• **Written instruction**: Reproduce every entry in the listing without alteration.

═══

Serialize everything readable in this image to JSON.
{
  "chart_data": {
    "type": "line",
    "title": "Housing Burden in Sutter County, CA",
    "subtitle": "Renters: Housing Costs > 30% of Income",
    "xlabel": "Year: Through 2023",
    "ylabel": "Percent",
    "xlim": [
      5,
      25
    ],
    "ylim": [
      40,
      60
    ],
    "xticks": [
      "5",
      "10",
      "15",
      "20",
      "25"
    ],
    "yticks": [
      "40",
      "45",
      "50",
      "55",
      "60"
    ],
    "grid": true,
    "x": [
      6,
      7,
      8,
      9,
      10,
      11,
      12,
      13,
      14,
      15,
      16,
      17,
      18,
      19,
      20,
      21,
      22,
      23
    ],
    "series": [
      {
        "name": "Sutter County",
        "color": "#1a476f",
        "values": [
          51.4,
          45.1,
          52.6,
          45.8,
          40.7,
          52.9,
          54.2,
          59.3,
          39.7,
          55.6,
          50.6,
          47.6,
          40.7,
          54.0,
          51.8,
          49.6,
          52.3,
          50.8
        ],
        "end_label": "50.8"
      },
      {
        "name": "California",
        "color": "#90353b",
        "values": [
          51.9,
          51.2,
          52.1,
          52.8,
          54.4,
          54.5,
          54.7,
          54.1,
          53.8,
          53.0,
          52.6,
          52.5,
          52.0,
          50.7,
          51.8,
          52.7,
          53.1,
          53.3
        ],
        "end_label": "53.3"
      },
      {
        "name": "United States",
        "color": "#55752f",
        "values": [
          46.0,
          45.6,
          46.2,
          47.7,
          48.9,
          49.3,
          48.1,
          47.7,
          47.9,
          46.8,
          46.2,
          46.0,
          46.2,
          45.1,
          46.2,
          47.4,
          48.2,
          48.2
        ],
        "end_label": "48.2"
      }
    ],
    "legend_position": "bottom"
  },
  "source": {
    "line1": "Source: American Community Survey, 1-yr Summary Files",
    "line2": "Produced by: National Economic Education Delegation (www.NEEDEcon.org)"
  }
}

═══

• **Problem solution**:
Serialize everything readable in this image to JSON.
{
  "chart_data": {
    "type": "line",
    "title": "Housing Burden in Sutter County, CA",
    "subtitle": "Renters: Housing Costs > 30% of Income",
    "xlabel": "Year: Through 2023",
    "ylabel": "Percent",
    "xlim": [
      5,
      25
    ],
    "ylim": [
      40,
      60
    ],
    "xticks": [
      "5",
      "10",
      "15",
      "20",
      "25"
    ],
    "yticks": [
      "40",
      "45",
      "50",
      "55",
      "60"
    ],
    "grid": true,
    "x": [
      6,
      7,
      8,
      9,
      10,
      11,
      12,
      13,
      14,
      15,
      16,
      17,
      18,
      19,
      20,
      21,
      22,
      23
    ],
    "series": [
      {
        "name": "Sutter County",
        "color": "#1a476f",
        "values": [
          51.4,
          45.1,
          52.6,
          45.8,
          40.7,
          52.9,
          54.2,
          59.3,
          39.7,
          55.6,
          50.6,
          47.6,
          40.7,
          54.0,
          51.8,
          49.6,
          52.3,
          50.8
        ],
        "end_label": "50.8"
      },
      {
        "name": "California",
        "color": "#90353b",
        "values": [
          51.9,
          51.2,
          52.1,
          52.8,
          54.4,
          54.5,
          54.7,
          54.1,
          53.8,
          53.0,
          52.6,
          52.5,
          52.0,
          50.7,
          51.8,
          52.7,
          53.1,
          53.3
        ],
        "end_label": "53.3"
      },
      {
        "name": "United States",
        "color": "#55752f",
        "values": [
          46.0,
          45.6,
          46.2,
          47.7,
          48.9,
          49.3,
          48.1,
          47.7,
          47.9,
          46.8,
          46.2,
          46.0,
          46.2,
          45.1,
          46.2,
          47.4,
          48.2,
          48.2
        ],
        "end_label": "48.2"
      }
    ],
    "legend_position": "bottom"
  },
  "source": {
    "line1": "Source: American Community Survey, 1-yr Summary Files",
    "line2": "Produced by: National Economic Education Delegation (www.NEEDEcon.org)"
  }
}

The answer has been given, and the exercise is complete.